=== Record extracts ===
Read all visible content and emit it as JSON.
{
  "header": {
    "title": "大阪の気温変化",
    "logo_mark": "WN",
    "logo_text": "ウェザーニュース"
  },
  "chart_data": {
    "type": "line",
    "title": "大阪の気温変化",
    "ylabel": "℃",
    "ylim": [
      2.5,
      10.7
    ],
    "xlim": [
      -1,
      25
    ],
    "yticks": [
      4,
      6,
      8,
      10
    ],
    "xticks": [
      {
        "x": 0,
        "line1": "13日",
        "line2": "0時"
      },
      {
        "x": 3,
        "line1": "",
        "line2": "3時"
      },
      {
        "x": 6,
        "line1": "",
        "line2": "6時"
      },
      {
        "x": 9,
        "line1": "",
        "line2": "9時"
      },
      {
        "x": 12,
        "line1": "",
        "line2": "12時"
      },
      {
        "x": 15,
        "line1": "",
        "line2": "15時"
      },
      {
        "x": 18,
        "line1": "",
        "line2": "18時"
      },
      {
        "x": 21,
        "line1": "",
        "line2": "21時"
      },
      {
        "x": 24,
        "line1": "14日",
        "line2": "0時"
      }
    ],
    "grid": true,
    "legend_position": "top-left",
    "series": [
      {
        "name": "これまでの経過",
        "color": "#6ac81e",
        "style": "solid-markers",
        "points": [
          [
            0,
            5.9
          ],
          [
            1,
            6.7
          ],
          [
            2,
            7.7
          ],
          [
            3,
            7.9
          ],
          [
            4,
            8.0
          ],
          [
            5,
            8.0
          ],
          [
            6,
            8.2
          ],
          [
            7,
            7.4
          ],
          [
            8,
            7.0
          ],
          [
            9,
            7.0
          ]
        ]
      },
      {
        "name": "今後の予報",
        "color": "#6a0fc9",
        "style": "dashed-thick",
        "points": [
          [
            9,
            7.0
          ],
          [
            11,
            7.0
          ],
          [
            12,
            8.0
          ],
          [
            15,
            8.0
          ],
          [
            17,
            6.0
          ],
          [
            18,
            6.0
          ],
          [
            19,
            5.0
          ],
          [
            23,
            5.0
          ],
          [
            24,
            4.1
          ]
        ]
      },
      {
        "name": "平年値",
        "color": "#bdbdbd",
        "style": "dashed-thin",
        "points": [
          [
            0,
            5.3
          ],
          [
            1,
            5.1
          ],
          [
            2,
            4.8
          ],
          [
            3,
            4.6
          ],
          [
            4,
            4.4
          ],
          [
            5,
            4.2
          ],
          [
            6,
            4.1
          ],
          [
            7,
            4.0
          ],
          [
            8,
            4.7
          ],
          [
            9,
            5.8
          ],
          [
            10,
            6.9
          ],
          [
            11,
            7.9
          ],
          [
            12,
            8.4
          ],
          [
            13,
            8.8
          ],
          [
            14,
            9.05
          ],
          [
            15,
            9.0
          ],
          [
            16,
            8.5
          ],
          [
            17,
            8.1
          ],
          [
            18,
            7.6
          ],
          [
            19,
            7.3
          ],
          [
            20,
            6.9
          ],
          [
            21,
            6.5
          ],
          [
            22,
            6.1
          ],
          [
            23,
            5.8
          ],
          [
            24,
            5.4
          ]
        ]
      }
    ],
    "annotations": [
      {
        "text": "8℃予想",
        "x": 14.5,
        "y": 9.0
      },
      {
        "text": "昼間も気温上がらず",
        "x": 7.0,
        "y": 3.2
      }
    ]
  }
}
===
Extract the entries above verbatim.

Read all visible content and emit it as JSON.
{
  "header": {
    "title": "大阪の気温変化",
    "logo_mark": "WN",
    "logo_text": "ウェザーニュース"
  },
  "chart_data": {
    "type": "line",
    "title": "大阪の気温変化",
    "ylabel": "℃",
    "ylim": [
      2.5,
      10.7
    ],
    "xlim": [
      -1,
      25
    ],
    "yticks": [
      4,
      6,
      8,
      10
    ],
    "xticks": [
      {
        "x": 0,
        "line1": "13日",
        "line2": "0時"
      },
      {
        "x": 3,
        "line1": "",
        "line2": "3時"
      },
      {
        "x": 6,
        "line1": "",
        "line2": "6時"
      },
      {
        "x": 9,
        "line1": "",
        "line2": "9時"
      },
      {
        "x": 12,
        "line1": "",
        "line2": "12時"
      },
      {
        "x": 15,
        "line1": "",
        "line2": "15時"
      },
      {
        "x": 18,
        "line1": "",
        "line2": "18時"
      },
      {
        "x": 21,
        "line1": "",
        "line2": "21時"
      },
      {
        "x": 24,
        "line1": "14日",
        "line2": "0時"
      }
    ],
    "grid": true,
    "legend_position": "top-left",
    "series": [
      {
        "name": "これまでの経過",
        "color": "#6ac81e",
        "style": "solid-markers",
        "points": [
          [
            0,
            5.9
          ],
          [
            1,
            6.7
          ],
          [
            2,
            7.7
          ],
          [
            3,
            7.9
          ],
          [
            4,
            8.0
          ],
          [
            5,
            8.0
          ],
          [
            6,
            8.2
          ],
          [
            7,
            7.4
          ],
          [
            8,
            7.0
          ],
          [
            9,
            7.0
          ]
        ]
      },
      {
        "name": "今後の予報",
        "color": "#6a0fc9",
        "style": "dashed-thick",
        "points": [
          [
            9,
            7.0
          ],
          [
            11,
            7.0
          ],
          [
            12,
            8.0
          ],
          [
            15,
            8.0
          ],
          [
            17,
            6.0
          ],
          [
            18,
            6.0
          ],
          [
            19,
            5.0
          ],
          [
            23,
            5.0
          ],
          [
            24,
            4.1
          ]
        ]
      },
      {
        "name": "平年値",
        "color": "#bdbdbd",
        "style": "dashed-thin",
        "points": [
          [
            0,
            5.3
          ],
          [
            1,
            5.1
          ],
          [
            2,
            4.8
          ],
          [
            3,
            4.6
          ],
          [
            4,
            4.4
          ],
          [
            5,
            4.2
          ],
          [
            6,
            4.1
          ],
          [
            7,
            4.0
          ],
          [
            8,
            4.7
          ],
          [
            9,
            5.8
          ],
          [
            10,
            6.9
          ],
          [
            11,
            7.9
          ],
          [
            12,
            8.4
          ],
          [
            13,
            8.8
          ],
          [
            14,
            9.05
          ],
          [
            15,
            9.0
          ],
          [
            16,
            8.5
          ],
          [
            17,
            8.1
          ],
          [
            18,
            7.6
          ],
          [
            19,
            7.3
          ],
          [
            20,
            6.9
          ],
          [
            21,
            6.5
          ],
          [
            22,
            6.1
          ],
          [
            23,
            5.8
          ],
          [
            24,
            5.4
          ]
        ]
      }
    ],
    "annotations": [
      {
        "text": "8℃予想",
        "x": 14.5,
        "y": 9.0
      },
      {
        "text": "昼間も気温上がらず",
        "x": 7.0,
        "y": 3.2
      }
    ]
  }
}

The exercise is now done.